EXERCISE INSTRUCTIONS: Return all of the data exactly as given.

INFORMATION SHOWN:

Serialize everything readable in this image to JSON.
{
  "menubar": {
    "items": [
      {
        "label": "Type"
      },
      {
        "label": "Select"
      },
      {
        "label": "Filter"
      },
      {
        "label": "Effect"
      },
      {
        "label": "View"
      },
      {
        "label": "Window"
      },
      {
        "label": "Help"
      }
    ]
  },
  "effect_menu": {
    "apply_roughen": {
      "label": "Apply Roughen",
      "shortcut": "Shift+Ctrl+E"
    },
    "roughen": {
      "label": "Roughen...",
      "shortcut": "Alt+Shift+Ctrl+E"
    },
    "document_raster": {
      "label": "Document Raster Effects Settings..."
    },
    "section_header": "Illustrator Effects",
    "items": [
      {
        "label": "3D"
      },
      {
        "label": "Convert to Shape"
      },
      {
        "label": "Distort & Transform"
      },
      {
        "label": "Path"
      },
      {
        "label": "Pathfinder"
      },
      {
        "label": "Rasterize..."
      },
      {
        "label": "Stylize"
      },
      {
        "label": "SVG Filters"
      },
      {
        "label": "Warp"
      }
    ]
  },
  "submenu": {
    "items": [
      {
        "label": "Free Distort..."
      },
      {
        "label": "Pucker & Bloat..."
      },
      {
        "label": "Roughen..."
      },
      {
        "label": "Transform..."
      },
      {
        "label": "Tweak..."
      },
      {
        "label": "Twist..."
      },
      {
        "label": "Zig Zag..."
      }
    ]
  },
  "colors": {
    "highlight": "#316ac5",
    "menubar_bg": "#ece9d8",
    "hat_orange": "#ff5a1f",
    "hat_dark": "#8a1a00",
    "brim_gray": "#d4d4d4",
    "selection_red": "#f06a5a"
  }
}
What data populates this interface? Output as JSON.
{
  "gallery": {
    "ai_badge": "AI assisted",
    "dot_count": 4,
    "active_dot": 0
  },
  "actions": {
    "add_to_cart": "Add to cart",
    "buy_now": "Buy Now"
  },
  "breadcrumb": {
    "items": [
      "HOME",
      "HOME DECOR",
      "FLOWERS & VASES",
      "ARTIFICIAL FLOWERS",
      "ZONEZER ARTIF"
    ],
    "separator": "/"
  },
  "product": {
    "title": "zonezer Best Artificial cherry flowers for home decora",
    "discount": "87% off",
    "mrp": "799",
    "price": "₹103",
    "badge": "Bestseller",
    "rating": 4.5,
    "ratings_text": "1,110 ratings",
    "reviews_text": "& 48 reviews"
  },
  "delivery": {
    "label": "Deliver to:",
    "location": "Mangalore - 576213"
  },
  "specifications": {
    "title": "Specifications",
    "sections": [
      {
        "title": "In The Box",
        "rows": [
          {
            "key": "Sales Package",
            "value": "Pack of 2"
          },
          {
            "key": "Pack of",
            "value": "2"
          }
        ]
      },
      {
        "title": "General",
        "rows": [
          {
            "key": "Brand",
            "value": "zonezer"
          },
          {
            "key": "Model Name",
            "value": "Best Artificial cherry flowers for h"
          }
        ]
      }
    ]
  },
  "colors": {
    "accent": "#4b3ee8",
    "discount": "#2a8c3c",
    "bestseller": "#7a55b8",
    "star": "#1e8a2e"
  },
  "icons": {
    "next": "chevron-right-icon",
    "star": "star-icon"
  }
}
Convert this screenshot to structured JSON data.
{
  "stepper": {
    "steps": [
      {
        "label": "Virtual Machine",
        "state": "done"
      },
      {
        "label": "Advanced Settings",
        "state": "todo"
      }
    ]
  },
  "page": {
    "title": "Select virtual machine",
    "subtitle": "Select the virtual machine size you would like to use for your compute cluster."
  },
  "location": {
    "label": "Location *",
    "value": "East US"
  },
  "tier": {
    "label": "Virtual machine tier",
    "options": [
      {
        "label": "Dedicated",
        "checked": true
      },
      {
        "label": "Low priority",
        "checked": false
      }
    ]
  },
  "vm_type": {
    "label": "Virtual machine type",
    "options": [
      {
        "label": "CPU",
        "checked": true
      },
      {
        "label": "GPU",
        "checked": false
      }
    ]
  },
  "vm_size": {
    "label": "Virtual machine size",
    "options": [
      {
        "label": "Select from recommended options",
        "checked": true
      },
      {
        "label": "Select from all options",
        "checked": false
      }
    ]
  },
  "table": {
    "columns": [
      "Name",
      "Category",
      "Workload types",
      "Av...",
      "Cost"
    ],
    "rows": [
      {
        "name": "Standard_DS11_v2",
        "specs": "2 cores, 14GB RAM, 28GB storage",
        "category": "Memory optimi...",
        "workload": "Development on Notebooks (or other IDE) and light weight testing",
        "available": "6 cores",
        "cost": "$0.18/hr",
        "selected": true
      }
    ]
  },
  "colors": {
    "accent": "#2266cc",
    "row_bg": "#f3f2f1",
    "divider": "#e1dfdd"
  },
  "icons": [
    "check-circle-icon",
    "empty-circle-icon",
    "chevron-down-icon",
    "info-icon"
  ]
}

FULL ANSWER:
Serialize everything readable in this image to JSON.
{
  "menubar": {
    "items": [
      {
        "label": "Type"
      },
      {
        "label": "Select"
      },
      {
        "label": "Filter"
      },
      {
        "label": "Effect"
      },
      {
        "label": "View"
      },
      {
        "label": "Window"
      },
      {
        "label": "Help"
      }
    ]
  },
  "effect_menu": {
    "apply_roughen": {
      "label": "Apply Roughen",
      "shortcut": "Shift+Ctrl+E"
    },
    "roughen": {
      "label": "Roughen...",
      "shortcut": "Alt+Shift+Ctrl+E"
    },
    "document_raster": {
      "label": "Document Raster Effects Settings..."
    },
    "section_header": "Illustrator Effects",
    "items": [
      {
        "label": "3D"
      },
      {
        "label": "Convert to Shape"
      },
      {
        "label": "Distort & Transform"
      },
      {
        "label": "Path"
      },
      {
        "label": "Pathfinder"
      },
      {
        "label": "Rasterize..."
      },
      {
        "label": "Stylize"
      },
      {
        "label": "SVG Filters"
      },
      {
        "label": "Warp"
      }
    ]
  },
  "submenu": {
    "items": [
      {
        "label": "Free Distort..."
      },
      {
        "label": "Pucker & Bloat..."
      },
      {
        "label": "Roughen..."
      },
      {
        "label": "Transform..."
      },
      {
        "label": "Tweak..."
      },
      {
        "label": "Twist..."
      },
      {
        "label": "Zig Zag..."
      }
    ]
  },
  "colors": {
    "highlight": "#316ac5",
    "menubar_bg": "#ece9d8",
    "hat_orange": "#ff5a1f",
    "hat_dark": "#8a1a00",
    "brim_gray": "#d4d4d4",
    "selection_red": "#f06a5a"
  }
}
What data populates this interface? Output as JSON.
{
  "gallery": {
    "ai_badge": "AI assisted",
    "dot_count": 4,
    "active_dot": 0
  },
  "actions": {
    "add_to_cart": "Add to cart",
    "buy_now": "Buy Now"
  },
  "breadcrumb": {
    "items": [
      "HOME",
      "HOME DECOR",
      "FLOWERS & VASES",
      "ARTIFICIAL FLOWERS",
      "ZONEZER ARTIF"
    ],
    "separator": "/"
  },
  "product": {
    "title": "zonezer Best Artificial cherry flowers for home decora",
    "discount": "87% off",
    "mrp": "799",
    "price": "₹103",
    "badge": "Bestseller",
    "rating": 4.5,
    "ratings_text": "1,110 ratings",
    "reviews_text": "& 48 reviews"
  },
  "delivery": {
    "label": "Deliver to:",
    "location": "Mangalore - 576213"
  },
  "specifications": {
    "title": "Specifications",
    "sections": [
      {
        "title": "In The Box",
        "rows": [
          {
            "key": "Sales Package",
            "value": "Pack of 2"
          },
          {
            "key": "Pack of",
            "value": "2"
          }
        ]
      },
      {
        "title": "General",
        "rows": [
          {
            "key": "Brand",
            "value": "zonezer"
          },
          {
            "key": "Model Name",
            "value": "Best Artificial cherry flowers for h"
          }
        ]
      }
    ]
  },
  "colors": {
    "accent": "#4b3ee8",
    "discount": "#2a8c3c",
    "bestseller": "#7a55b8",
    "star": "#1e8a2e"
  },
  "icons": {
    "next": "chevron-right-icon",
    "star": "star-icon"
  }
}
Convert this screenshot to structured JSON data.
{
  "stepper": {
    "steps": [
      {
        "label": "Virtual Machine",
        "state": "done"
      },
      {
        "label": "Advanced Settings",
        "state": "todo"
      }
    ]
  },
  "page": {
    "title": "Select virtual machine",
    "subtitle": "Select the virtual machine size you would like to use for your compute cluster."
  },
  "location": {
    "label": "Location *",
    "value": "East US"
  },
  "tier": {
    "label": "Virtual machine tier",
    "options": [
      {
        "label": "Dedicated",
        "checked": true
      },
      {
        "label": "Low priority",
        "checked": false
      }
    ]
  },
  "vm_type": {
    "label": "Virtual machine type",
    "options": [
      {
        "label": "CPU",
        "checked": true
      },
      {
        "label": "GPU",
        "checked": false
      }
    ]
  },
  "vm_size": {
    "label": "Virtual machine size",
    "options": [
      {
        "label": "Select from recommended options",
        "checked": true
      },
      {
        "label": "Select from all options",
        "checked": false
      }
    ]
  },
  "table": {
    "columns": [
      "Name",
      "Category",
      "Workload types",
      "Av...",
      "Cost"
    ],
    "rows": [
      {
        "name": "Standard_DS11_v2",
        "specs": "2 cores, 14GB RAM, 28GB storage",
        "category": "Memory optimi...",
        "workload": "Development on Notebooks (or other IDE) and light weight testing",
        "available": "6 cores",
        "cost": "$0.18/hr",
        "selected": true
      }
    ]
  },
  "colors": {
    "accent": "#2266cc",
    "row_bg": "#f3f2f1",
    "divider": "#e1dfdd"
  },
  "icons": [
    "check-circle-icon",
    "empty-circle-icon",
    "chevron-down-icon",
    "info-icon"
  ]
}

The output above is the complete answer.